-- The records start --

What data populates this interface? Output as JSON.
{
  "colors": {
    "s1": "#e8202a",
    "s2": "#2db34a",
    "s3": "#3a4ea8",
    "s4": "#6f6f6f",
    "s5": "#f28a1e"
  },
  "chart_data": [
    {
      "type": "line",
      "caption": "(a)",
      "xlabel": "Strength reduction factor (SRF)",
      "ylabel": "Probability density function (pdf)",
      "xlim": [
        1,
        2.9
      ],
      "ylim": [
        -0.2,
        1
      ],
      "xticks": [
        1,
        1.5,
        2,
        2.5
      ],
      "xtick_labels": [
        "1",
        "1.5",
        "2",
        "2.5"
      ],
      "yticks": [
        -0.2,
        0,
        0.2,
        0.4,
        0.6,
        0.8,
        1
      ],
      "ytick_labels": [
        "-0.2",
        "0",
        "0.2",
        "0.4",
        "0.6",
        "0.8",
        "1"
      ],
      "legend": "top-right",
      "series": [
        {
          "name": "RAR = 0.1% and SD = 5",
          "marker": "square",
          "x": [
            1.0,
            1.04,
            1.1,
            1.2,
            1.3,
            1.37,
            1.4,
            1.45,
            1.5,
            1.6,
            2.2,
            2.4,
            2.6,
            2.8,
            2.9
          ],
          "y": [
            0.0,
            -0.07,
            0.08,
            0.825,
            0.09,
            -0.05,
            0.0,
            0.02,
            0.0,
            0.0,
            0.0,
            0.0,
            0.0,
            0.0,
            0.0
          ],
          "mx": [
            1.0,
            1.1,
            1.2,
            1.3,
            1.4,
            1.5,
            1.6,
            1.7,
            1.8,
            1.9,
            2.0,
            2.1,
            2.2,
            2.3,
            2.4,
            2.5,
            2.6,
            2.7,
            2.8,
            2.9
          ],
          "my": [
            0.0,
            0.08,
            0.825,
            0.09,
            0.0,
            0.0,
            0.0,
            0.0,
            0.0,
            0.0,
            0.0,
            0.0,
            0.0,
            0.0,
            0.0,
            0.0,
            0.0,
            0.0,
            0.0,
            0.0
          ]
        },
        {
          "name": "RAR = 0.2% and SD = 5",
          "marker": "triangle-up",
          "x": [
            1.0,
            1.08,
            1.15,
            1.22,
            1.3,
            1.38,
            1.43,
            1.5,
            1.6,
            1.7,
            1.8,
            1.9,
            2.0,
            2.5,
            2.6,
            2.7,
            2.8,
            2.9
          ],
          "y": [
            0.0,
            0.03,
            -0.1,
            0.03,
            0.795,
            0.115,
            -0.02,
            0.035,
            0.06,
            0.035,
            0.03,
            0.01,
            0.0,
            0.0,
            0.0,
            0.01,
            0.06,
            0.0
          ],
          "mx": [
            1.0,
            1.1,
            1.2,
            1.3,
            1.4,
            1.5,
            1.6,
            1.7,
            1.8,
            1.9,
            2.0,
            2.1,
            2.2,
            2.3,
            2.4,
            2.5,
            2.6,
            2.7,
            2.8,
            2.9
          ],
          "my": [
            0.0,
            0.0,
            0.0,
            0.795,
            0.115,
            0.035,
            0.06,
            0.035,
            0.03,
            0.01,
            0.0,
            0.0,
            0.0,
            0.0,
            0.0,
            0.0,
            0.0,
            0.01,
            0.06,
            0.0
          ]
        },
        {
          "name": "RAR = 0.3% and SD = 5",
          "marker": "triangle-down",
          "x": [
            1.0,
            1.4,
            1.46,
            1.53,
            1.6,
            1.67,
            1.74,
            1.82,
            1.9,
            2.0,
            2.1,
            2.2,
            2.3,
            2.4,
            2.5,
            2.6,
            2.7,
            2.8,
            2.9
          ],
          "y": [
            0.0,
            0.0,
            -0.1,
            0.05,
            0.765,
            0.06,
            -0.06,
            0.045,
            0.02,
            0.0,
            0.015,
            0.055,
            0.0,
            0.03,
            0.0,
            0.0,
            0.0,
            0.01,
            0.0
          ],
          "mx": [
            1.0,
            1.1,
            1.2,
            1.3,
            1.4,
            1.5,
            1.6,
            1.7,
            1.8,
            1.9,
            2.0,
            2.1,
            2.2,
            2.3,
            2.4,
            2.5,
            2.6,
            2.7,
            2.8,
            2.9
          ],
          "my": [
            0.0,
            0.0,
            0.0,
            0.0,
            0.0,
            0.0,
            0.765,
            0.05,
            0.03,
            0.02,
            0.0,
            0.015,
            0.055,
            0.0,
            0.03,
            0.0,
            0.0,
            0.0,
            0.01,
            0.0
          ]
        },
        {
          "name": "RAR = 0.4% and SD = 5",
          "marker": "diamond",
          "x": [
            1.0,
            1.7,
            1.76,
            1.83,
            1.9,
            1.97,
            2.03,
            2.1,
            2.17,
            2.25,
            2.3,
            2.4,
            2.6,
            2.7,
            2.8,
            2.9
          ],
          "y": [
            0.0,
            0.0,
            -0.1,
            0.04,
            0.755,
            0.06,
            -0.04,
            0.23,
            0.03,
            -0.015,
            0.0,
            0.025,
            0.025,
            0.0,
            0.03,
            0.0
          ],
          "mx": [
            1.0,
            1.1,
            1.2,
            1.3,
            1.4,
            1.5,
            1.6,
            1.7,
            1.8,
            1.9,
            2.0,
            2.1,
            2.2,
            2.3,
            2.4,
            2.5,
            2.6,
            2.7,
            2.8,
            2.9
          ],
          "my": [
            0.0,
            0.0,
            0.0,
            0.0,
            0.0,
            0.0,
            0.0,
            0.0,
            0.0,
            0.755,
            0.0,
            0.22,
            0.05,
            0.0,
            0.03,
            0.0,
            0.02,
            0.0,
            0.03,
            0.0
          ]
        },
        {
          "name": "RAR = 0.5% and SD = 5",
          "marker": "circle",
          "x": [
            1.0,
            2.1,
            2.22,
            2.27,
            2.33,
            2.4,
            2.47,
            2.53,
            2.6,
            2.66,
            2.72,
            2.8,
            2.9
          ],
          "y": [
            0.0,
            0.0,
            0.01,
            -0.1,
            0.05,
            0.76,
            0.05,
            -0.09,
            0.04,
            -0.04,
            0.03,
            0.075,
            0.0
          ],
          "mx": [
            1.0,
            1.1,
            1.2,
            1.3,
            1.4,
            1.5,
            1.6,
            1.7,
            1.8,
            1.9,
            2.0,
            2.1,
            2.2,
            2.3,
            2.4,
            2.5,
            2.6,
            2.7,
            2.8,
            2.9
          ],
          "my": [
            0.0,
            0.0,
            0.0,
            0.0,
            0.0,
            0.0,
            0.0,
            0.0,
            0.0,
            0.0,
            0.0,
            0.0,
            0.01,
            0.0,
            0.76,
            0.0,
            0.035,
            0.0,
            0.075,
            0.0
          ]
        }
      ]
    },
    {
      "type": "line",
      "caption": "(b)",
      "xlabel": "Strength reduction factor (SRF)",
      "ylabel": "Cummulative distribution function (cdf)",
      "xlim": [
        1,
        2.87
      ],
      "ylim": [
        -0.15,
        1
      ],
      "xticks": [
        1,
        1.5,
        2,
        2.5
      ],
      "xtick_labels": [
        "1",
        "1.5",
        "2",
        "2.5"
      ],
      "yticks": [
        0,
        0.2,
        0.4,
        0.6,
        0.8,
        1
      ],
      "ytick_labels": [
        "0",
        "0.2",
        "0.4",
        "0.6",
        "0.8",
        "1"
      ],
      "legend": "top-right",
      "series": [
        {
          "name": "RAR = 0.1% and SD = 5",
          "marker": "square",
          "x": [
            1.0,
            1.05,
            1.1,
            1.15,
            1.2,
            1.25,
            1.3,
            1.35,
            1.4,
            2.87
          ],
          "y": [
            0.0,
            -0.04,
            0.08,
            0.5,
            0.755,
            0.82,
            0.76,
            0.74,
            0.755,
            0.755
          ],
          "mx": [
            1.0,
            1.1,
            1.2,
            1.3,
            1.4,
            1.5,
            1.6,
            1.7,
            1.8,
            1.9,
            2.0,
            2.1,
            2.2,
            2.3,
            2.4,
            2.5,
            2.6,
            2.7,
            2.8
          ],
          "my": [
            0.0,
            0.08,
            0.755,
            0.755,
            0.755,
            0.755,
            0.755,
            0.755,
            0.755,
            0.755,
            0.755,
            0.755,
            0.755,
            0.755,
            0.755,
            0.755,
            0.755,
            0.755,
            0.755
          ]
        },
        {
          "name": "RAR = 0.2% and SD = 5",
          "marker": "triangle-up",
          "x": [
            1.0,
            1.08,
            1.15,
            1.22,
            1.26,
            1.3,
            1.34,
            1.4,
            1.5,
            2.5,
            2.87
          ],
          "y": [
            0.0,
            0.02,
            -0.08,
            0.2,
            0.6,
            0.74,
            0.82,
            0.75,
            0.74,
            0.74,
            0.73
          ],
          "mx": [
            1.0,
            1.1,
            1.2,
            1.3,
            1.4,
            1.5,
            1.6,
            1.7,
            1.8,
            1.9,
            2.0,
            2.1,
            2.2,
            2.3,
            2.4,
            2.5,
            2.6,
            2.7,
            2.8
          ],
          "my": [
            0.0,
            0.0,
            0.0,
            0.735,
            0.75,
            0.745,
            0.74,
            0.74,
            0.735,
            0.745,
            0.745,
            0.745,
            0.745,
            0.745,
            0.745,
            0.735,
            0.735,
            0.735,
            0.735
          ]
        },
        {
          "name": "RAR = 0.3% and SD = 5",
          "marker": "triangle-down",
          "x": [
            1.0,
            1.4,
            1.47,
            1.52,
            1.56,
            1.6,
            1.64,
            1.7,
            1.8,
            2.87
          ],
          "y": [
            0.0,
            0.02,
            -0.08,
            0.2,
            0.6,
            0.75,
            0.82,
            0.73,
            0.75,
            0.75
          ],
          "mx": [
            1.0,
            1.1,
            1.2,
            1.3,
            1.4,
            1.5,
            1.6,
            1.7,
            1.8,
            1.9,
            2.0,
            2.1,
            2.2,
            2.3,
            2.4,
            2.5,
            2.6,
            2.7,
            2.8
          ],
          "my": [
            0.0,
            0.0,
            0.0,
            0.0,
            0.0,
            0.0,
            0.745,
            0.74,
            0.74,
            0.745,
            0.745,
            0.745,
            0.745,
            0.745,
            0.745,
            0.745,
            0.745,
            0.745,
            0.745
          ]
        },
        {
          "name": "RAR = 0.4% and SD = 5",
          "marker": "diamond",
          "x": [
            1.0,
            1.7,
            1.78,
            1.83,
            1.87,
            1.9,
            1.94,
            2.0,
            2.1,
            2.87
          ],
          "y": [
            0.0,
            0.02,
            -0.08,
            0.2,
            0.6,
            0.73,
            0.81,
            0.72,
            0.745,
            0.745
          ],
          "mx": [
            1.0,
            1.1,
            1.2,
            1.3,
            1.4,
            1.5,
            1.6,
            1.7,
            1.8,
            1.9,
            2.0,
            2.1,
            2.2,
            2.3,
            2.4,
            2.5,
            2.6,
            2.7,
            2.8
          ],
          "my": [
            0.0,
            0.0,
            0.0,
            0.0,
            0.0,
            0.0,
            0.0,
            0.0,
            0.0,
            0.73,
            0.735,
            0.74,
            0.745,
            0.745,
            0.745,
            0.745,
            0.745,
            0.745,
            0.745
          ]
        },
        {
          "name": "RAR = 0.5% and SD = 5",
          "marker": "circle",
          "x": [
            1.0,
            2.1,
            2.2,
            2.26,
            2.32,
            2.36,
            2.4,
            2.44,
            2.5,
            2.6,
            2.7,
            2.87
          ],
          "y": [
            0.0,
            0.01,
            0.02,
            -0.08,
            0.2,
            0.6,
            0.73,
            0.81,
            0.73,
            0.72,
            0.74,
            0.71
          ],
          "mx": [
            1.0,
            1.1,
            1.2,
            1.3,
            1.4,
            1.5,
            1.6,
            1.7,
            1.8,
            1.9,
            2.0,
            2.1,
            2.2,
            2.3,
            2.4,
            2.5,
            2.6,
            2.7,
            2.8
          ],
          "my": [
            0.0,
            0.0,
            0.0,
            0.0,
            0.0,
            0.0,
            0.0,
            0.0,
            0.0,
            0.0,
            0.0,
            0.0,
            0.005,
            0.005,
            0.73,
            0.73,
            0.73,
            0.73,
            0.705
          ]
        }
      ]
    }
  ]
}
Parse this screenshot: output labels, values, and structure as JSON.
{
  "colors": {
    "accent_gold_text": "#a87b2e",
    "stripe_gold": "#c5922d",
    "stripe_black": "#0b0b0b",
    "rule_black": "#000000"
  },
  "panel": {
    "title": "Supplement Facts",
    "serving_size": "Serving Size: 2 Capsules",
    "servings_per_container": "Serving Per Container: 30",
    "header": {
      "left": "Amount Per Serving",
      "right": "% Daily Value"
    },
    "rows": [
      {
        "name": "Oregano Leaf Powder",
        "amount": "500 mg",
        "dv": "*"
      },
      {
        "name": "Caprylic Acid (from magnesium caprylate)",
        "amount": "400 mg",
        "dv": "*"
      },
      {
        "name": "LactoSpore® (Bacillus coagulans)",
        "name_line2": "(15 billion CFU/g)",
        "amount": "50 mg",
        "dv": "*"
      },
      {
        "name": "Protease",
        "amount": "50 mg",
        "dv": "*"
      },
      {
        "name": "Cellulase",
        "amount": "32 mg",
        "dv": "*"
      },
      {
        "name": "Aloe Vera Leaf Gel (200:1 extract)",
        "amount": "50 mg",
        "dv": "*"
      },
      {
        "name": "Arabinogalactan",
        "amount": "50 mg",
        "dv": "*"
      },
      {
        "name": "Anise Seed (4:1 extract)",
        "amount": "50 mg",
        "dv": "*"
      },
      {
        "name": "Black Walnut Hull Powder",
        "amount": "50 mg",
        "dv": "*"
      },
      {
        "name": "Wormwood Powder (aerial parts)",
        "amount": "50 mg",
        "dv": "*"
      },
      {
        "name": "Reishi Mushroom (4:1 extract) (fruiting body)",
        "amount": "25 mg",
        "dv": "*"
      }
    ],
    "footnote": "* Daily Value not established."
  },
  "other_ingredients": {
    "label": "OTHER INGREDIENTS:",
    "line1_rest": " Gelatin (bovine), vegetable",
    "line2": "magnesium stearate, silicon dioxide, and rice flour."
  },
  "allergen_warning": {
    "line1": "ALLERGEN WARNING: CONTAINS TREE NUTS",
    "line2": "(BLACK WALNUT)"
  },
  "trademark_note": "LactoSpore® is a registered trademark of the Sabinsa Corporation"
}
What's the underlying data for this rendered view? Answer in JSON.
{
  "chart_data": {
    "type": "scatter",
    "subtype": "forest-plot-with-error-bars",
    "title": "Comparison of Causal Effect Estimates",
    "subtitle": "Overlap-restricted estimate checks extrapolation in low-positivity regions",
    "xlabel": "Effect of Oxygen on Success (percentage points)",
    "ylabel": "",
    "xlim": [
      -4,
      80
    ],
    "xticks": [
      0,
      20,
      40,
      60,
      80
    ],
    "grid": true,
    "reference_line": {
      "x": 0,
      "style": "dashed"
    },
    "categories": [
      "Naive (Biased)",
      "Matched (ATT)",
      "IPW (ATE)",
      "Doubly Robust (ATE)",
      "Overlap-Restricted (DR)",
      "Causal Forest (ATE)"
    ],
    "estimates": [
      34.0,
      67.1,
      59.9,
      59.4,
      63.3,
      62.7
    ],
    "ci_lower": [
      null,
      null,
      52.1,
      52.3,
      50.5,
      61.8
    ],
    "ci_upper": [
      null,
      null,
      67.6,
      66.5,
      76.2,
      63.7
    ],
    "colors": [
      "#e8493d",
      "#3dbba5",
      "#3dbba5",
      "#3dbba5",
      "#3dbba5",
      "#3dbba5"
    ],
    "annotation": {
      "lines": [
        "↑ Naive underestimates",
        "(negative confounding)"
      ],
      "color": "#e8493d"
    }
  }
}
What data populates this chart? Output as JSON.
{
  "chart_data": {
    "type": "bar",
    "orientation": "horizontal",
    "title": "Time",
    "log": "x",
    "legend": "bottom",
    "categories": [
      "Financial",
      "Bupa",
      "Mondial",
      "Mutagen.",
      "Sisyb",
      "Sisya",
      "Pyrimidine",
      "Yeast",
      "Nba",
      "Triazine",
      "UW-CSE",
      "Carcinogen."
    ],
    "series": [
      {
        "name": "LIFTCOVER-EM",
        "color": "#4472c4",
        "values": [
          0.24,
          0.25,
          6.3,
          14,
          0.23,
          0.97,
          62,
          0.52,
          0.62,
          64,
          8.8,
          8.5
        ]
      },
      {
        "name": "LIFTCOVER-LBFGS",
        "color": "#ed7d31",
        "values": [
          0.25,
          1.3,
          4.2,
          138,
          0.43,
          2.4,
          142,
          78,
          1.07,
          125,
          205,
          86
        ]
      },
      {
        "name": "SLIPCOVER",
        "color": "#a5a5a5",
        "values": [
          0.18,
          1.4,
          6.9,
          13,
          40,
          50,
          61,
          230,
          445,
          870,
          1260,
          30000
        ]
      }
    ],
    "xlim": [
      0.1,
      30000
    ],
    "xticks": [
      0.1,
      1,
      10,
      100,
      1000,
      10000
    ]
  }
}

-- The records end --

Beginning with the line that contains "What data populates this chart?", repeat every line through the end of the records and nothing more.

What data populates this chart? Output as JSON.
{
  "chart_data": {
    "type": "bar",
    "orientation": "horizontal",
    "title": "Time",
    "log": "x",
    "legend": "bottom",
    "categories": [
      "Financial",
      "Bupa",
      "Mondial",
      "Mutagen.",
      "Sisyb",
      "Sisya",
      "Pyrimidine",
      "Yeast",
      "Nba",
      "Triazine",
      "UW-CSE",
      "Carcinogen."
    ],
    "series": [
      {
        "name": "LIFTCOVER-EM",
        "color": "#4472c4",
        "values": [
          0.24,
          0.25,
          6.3,
          14,
          0.23,
          0.97,
          62,
          0.52,
          0.62,
          64,
          8.8,
          8.5
        ]
      },
      {
        "name": "LIFTCOVER-LBFGS",
        "color": "#ed7d31",
        "values": [
          0.25,
          1.3,
          4.2,
          138,
          0.43,
          2.4,
          142,
          78,
          1.07,
          125,
          205,
          86
        ]
      },
      {
        "name": "SLIPCOVER",
        "color": "#a5a5a5",
        "values": [
          0.18,
          1.4,
          6.9,
          13,
          40,
          50,
          61,
          230,
          445,
          870,
          1260,
          30000
        ]
      }
    ],
    "xlim": [
      0.1,
      30000
    ],
    "xticks": [
      0.1,
      1,
      10,
      100,
      1000,
      10000
    ]
  }
}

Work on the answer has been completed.